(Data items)
## Start
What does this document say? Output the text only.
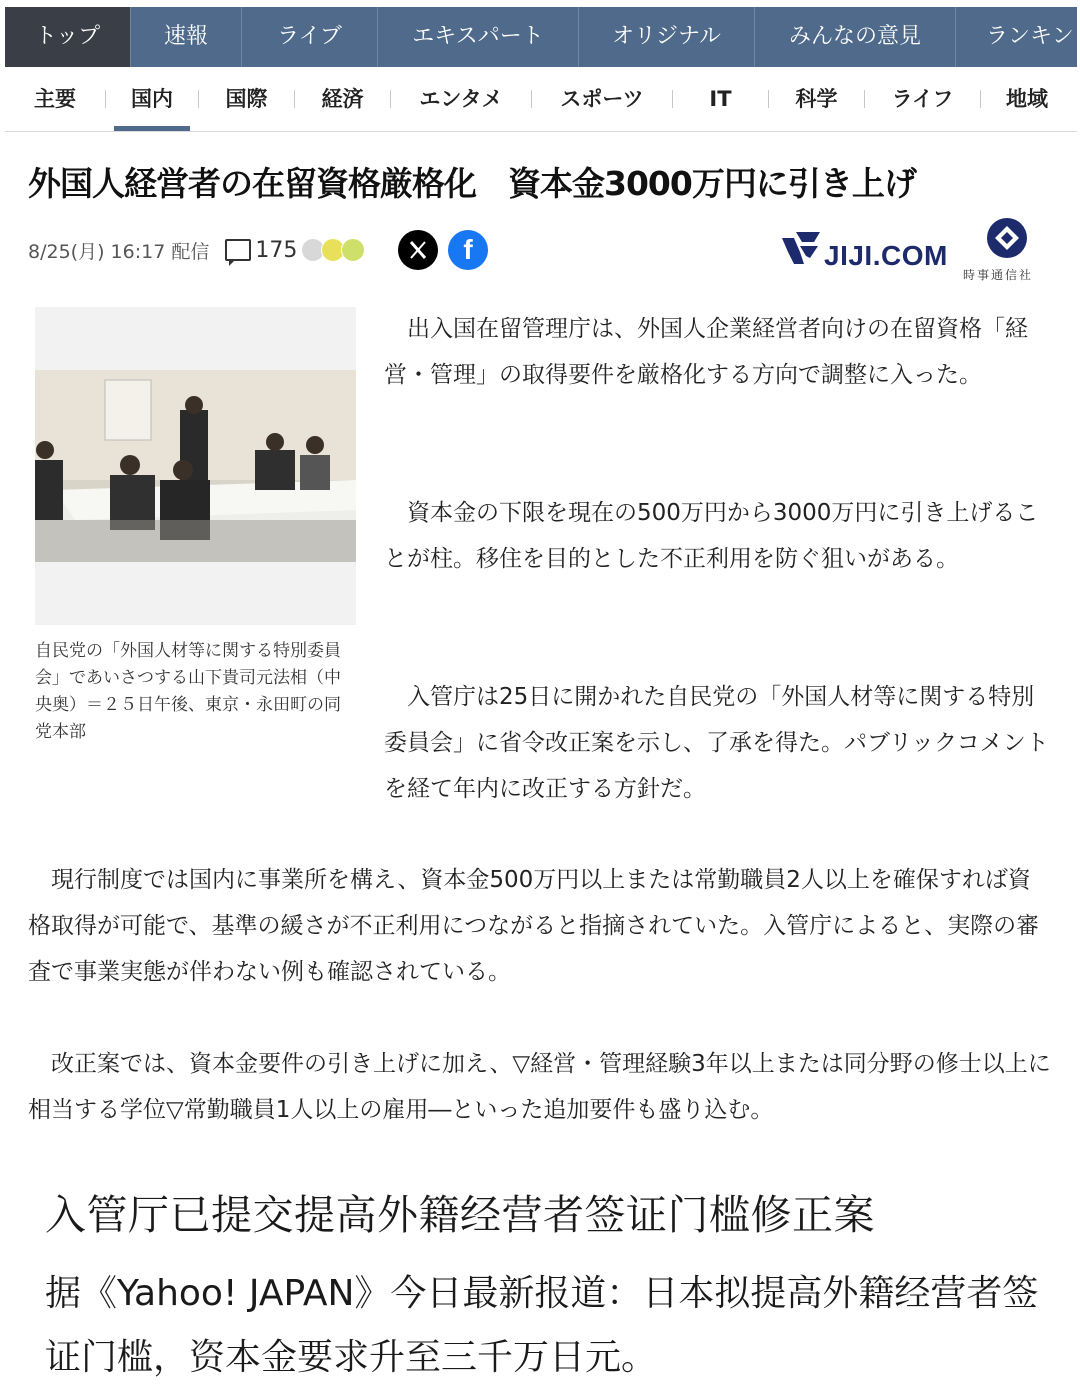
トップ	速報	ライブ	エキスパート	オリジナル	みんなの意見	ランキン
主要	国内	国際	経済	エンタメ	スポーツ	IT	科学	ライフ	地域
外国人経営者の在留資格厳格化　資本金3000万円に引き上げ
8/25(月) 16:17 配信 175	f	JIJI.COM
時事通信社
自民党の「外国人材等に関する特別委員会」であいさつする山下貴司元法相（中央奥）＝２５日午後、東京・永田町の同党本部
出入国在留管理庁は、外国人企業経営者向けの在留資格「経営・管理」の取得要件を厳格化する方向で調整に入った。
資本金の下限を現在の500万円から3000万円に引き上げることが柱。移住を目的とした不正利用を防ぐ狙いがある。
入管庁は25日に開かれた自民党の「外国人材等に関する特別委員会」に省令改正案を示し、了承を得た。パブリックコメントを経て年内に改正する方針だ。
現行制度では国内に事業所を構え、資本金500万円以上または常勤職員2人以上を確保すれば資格取得が可能で、基準の緩さが不正利用につながると指摘されていた。入管庁によると、実際の審査で事業実態が伴わない例も確認されている。
改正案では、資本金要件の引き上げに加え、▽経営・管理経験3年以上または同分野の修士以上に相当する学位▽常勤職員1人以上の雇用―といった追加要件も盛り込む。
入管厅已提交提高外籍经营者签证门槛修正案
据《Yahoo! JAPAN》今日最新报道：日本拟提高外籍经营者签证门槛，资本金要求升至三千万日元。
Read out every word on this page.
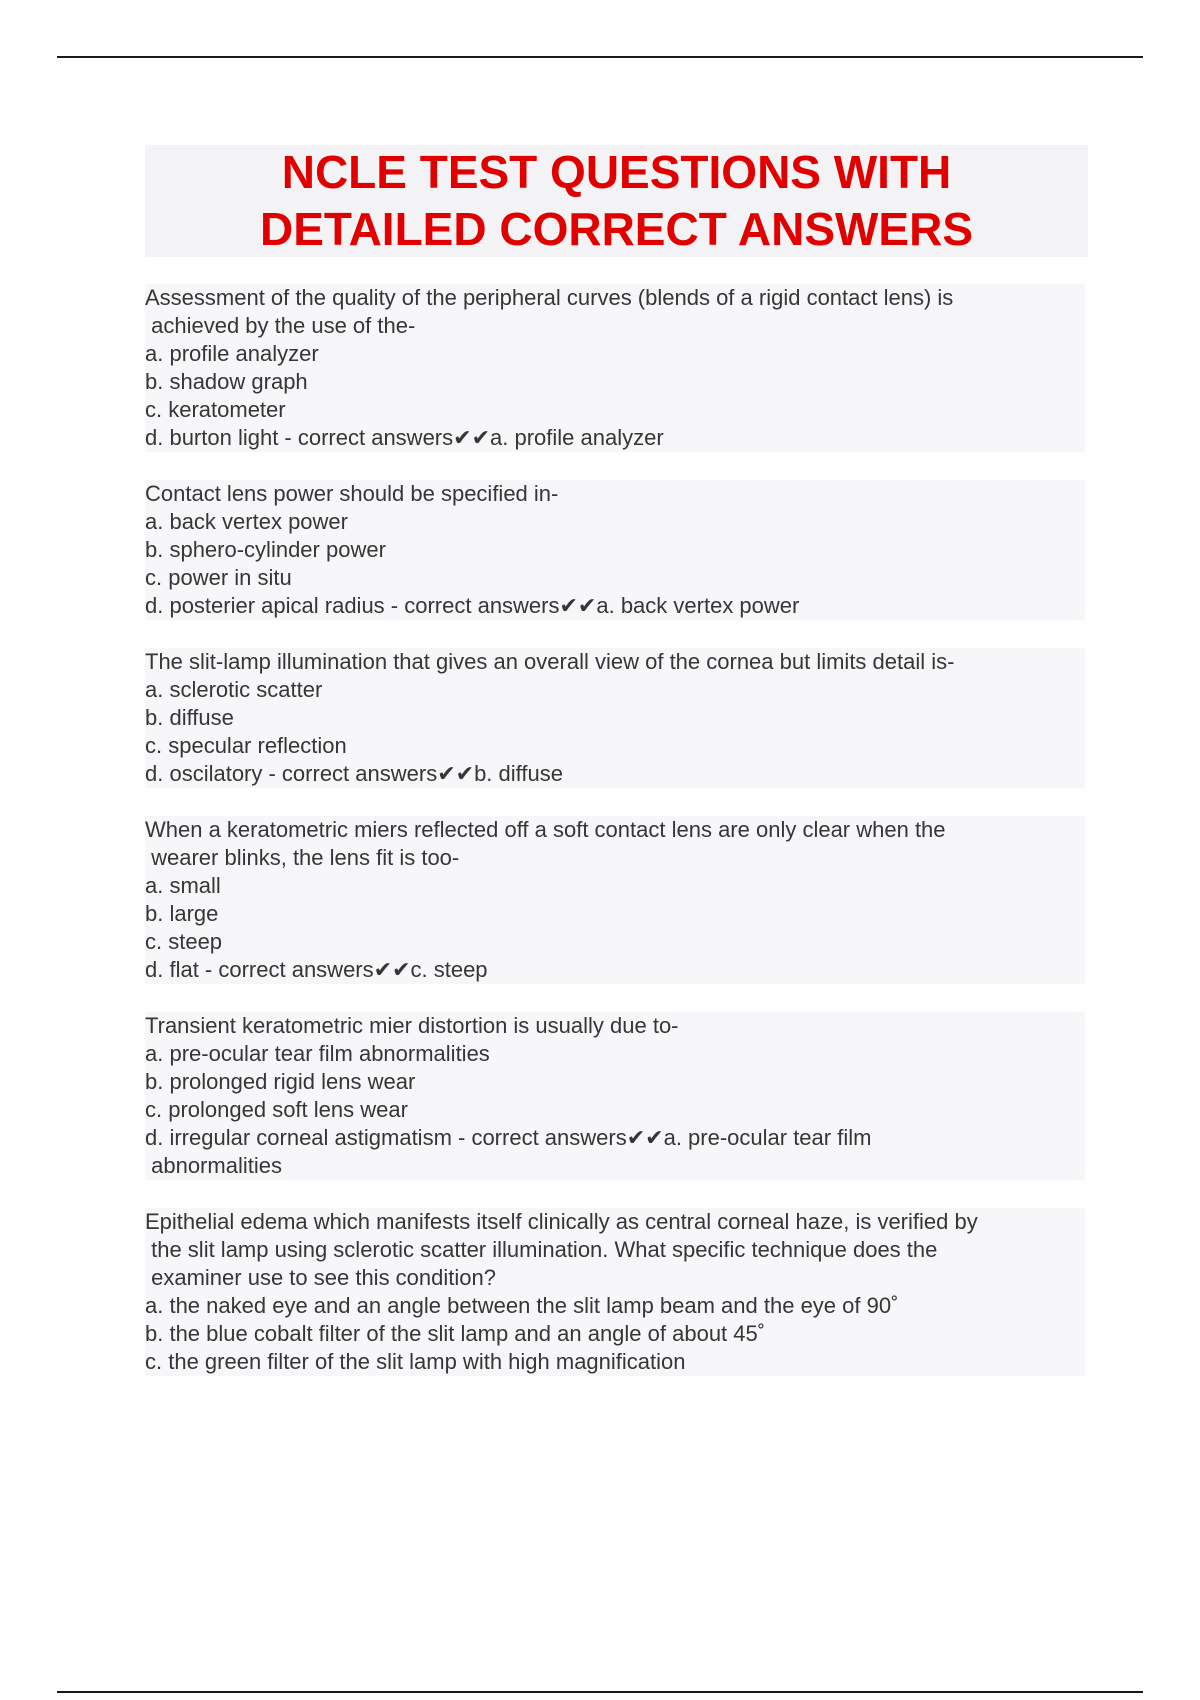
NCLE TEST QUESTIONS WITH
DETAILED CORRECT ANSWERS
Assessment of the quality of the peripheral curves (blends of a rigid contact lens) is
achieved by the use of the-
a. profile analyzer
b. shadow graph
c. keratometer
d. burton light - correct answers✔✔a. profile analyzer
Contact lens power should be specified in-
a. back vertex power
b. sphero-cylinder power
c. power in situ
d. posterier apical radius - correct answers✔✔a. back vertex power
The slit-lamp illumination that gives an overall view of the cornea but limits detail is-
a. sclerotic scatter
b. diffuse
c. specular reflection
d. oscilatory - correct answers✔✔b. diffuse
When a keratometric miers reflected off a soft contact lens are only clear when the
wearer blinks, the lens fit is too-
a. small
b. large
c. steep
d. flat - correct answers✔✔c. steep
Transient keratometric mier distortion is usually due to-
a. pre-ocular tear film abnormalities
b. prolonged rigid lens wear
c. prolonged soft lens wear
d. irregular corneal astigmatism - correct answers✔✔a. pre-ocular tear film
abnormalities
Epithelial edema which manifests itself clinically as central corneal haze, is verified by
the slit lamp using sclerotic scatter illumination. What specific technique does the
examiner use to see this condition?
a. the naked eye and an angle between the slit lamp beam and the eye of 90˚
b. the blue cobalt filter of the slit lamp and an angle of about 45˚
c. the green filter of the slit lamp with high magnification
## End
**GIVEN REQUEST**.
Begin with the line containing "Read out every word on this page." and end with the final line of the data, printing those lines exactly and only; pictures are left out.

**FINAL RESULT**.
Read out every word on this page.
NCLE TEST QUESTIONS WITH
DETAILED CORRECT ANSWERS
Assessment of the quality of the peripheral curves (blends of a rigid contact lens) is
achieved by the use of the-
a. profile analyzer
b. shadow graph
c. keratometer
d. burton light - correct answers✔✔a. profile analyzer
Contact lens power should be specified in-
a. back vertex power
b. sphero-cylinder power
c. power in situ
d. posterier apical radius - correct answers✔✔a. back vertex power
The slit-lamp illumination that gives an overall view of the cornea but limits detail is-
a. sclerotic scatter
b. diffuse
c. specular reflection
d. oscilatory - correct answers✔✔b. diffuse
When a keratometric miers reflected off a soft contact lens are only clear when the
wearer blinks, the lens fit is too-
a. small
b. large
c. steep
d. flat - correct answers✔✔c. steep
Transient keratometric mier distortion is usually due to-
a. pre-ocular tear film abnormalities
b. prolonged rigid lens wear
c. prolonged soft lens wear
d. irregular corneal astigmatism - correct answers✔✔a. pre-ocular tear film
abnormalities
Epithelial edema which manifests itself clinically as central corneal haze, is verified by
the slit lamp using sclerotic scatter illumination. What specific technique does the
examiner use to see this condition?
a. the naked eye and an angle between the slit lamp beam and the eye of 90˚
b. the blue cobalt filter of the slit lamp and an angle of about 45˚
c. the green filter of the slit lamp with high magnification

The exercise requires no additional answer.